#### Exercise directions:
Restate the entries below verbatim.

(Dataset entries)
# # # #
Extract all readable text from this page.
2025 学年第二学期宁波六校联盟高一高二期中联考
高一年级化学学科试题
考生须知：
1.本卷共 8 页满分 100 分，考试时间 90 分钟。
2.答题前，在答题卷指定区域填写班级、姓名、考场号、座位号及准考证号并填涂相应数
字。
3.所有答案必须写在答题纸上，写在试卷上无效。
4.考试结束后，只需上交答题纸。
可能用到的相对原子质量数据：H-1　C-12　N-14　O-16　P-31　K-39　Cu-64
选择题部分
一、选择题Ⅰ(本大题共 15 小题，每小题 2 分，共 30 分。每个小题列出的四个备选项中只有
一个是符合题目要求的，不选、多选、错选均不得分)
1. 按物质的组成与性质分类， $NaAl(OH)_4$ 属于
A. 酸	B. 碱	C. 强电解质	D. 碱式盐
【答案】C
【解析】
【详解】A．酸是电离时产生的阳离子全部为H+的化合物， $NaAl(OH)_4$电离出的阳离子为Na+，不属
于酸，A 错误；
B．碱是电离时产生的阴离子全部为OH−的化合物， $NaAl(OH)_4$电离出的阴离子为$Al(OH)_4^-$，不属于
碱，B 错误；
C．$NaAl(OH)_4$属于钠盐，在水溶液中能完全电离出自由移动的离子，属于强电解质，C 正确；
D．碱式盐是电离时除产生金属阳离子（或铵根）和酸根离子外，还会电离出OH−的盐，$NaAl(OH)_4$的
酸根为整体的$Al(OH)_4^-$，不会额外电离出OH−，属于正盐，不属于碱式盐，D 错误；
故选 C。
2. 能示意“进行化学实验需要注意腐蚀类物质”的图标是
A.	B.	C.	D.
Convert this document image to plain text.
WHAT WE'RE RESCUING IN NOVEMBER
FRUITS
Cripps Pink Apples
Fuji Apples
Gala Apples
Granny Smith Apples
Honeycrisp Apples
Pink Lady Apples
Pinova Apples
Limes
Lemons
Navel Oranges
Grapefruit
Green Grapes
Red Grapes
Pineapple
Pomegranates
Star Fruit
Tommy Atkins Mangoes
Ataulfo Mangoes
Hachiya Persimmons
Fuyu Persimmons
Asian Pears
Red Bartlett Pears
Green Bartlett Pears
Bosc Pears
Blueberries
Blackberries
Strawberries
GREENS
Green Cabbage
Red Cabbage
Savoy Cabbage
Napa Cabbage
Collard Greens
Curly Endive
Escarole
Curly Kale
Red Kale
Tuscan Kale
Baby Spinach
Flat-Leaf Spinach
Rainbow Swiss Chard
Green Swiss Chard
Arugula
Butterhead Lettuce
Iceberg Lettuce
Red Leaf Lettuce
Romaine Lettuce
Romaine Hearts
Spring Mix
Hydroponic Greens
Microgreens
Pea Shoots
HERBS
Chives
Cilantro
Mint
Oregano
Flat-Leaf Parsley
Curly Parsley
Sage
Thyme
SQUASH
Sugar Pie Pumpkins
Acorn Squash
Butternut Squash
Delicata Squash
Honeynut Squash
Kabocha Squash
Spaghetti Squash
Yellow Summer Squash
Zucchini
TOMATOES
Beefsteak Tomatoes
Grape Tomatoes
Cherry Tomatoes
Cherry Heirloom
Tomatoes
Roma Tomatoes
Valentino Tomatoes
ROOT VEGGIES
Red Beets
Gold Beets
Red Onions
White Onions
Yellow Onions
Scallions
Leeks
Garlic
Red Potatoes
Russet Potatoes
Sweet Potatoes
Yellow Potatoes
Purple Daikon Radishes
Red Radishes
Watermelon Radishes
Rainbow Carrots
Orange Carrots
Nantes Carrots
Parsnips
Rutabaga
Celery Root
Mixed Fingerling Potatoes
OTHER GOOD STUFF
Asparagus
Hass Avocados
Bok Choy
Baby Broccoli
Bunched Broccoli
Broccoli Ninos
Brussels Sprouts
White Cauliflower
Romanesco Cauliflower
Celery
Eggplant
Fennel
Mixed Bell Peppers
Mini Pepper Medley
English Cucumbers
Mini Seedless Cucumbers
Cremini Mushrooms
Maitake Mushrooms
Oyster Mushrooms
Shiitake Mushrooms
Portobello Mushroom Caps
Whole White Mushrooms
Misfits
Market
# # # #
#### Final result:
Extract all readable text from this page.
2025 学年第二学期宁波六校联盟高一高二期中联考
高一年级化学学科试题
考生须知：
1.本卷共 8 页满分 100 分，考试时间 90 分钟。
2.答题前，在答题卷指定区域填写班级、姓名、考场号、座位号及准考证号并填涂相应数
字。
3.所有答案必须写在答题纸上，写在试卷上无效。
4.考试结束后，只需上交答题纸。
可能用到的相对原子质量数据：H-1　C-12　N-14　O-16　P-31　K-39　Cu-64
选择题部分
一、选择题Ⅰ(本大题共 15 小题，每小题 2 分，共 30 分。每个小题列出的四个备选项中只有
一个是符合题目要求的，不选、多选、错选均不得分)
1. 按物质的组成与性质分类， $NaAl(OH)_4$ 属于
A. 酸	B. 碱	C. 强电解质	D. 碱式盐
【答案】C
【解析】
【详解】A．酸是电离时产生的阳离子全部为H+的化合物， $NaAl(OH)_4$电离出的阳离子为Na+，不属
于酸，A 错误；
B．碱是电离时产生的阴离子全部为OH−的化合物， $NaAl(OH)_4$电离出的阴离子为$Al(OH)_4^-$，不属于
碱，B 错误；
C．$NaAl(OH)_4$属于钠盐，在水溶液中能完全电离出自由移动的离子，属于强电解质，C 正确；
D．碱式盐是电离时除产生金属阳离子（或铵根）和酸根离子外，还会电离出OH−的盐，$NaAl(OH)_4$的
酸根为整体的$Al(OH)_4^-$，不会额外电离出OH−，属于正盐，不属于碱式盐，D 错误；
故选 C。
2. 能示意“进行化学实验需要注意腐蚀类物质”的图标是
A.	B.	C.	D.
Convert this document image to plain text.
WHAT WE'RE RESCUING IN NOVEMBER
FRUITS
Cripps Pink Apples
Fuji Apples
Gala Apples
Granny Smith Apples
Honeycrisp Apples
Pink Lady Apples
Pinova Apples
Limes
Lemons
Navel Oranges
Grapefruit
Green Grapes
Red Grapes
Pineapple
Pomegranates
Star Fruit
Tommy Atkins Mangoes
Ataulfo Mangoes
Hachiya Persimmons
Fuyu Persimmons
Asian Pears
Red Bartlett Pears
Green Bartlett Pears
Bosc Pears
Blueberries
Blackberries
Strawberries
GREENS
Green Cabbage
Red Cabbage
Savoy Cabbage
Napa Cabbage
Collard Greens
Curly Endive
Escarole
Curly Kale
Red Kale
Tuscan Kale
Baby Spinach
Flat-Leaf Spinach
Rainbow Swiss Chard
Green Swiss Chard
Arugula
Butterhead Lettuce
Iceberg Lettuce
Red Leaf Lettuce
Romaine Lettuce
Romaine Hearts
Spring Mix
Hydroponic Greens
Microgreens
Pea Shoots
HERBS
Chives
Cilantro
Mint
Oregano
Flat-Leaf Parsley
Curly Parsley
Sage
Thyme
SQUASH
Sugar Pie Pumpkins
Acorn Squash
Butternut Squash
Delicata Squash
Honeynut Squash
Kabocha Squash
Spaghetti Squash
Yellow Summer Squash
Zucchini
TOMATOES
Beefsteak Tomatoes
Grape Tomatoes
Cherry Tomatoes
Cherry Heirloom
Tomatoes
Roma Tomatoes
Valentino Tomatoes
ROOT VEGGIES
Red Beets
Gold Beets
Red Onions
White Onions
Yellow Onions
Scallions
Leeks
Garlic
Red Potatoes
Russet Potatoes
Sweet Potatoes
Yellow Potatoes
Purple Daikon Radishes
Red Radishes
Watermelon Radishes
Rainbow Carrots
Orange Carrots
Nantes Carrots
Parsnips
Rutabaga
Celery Root
Mixed Fingerling Potatoes
OTHER GOOD STUFF
Asparagus
Hass Avocados
Bok Choy
Baby Broccoli
Bunched Broccoli
Broccoli Ninos
Brussels Sprouts
White Cauliflower
Romanesco Cauliflower
Celery
Eggplant
Fennel
Mixed Bell Peppers
Mini Pepper Medley
English Cucumbers
Mini Seedless Cucumbers
Cremini Mushrooms
Maitake Mushrooms
Oyster Mushrooms
Shiitake Mushrooms
Portobello Mushroom Caps
Whole White Mushrooms
Misfits
Market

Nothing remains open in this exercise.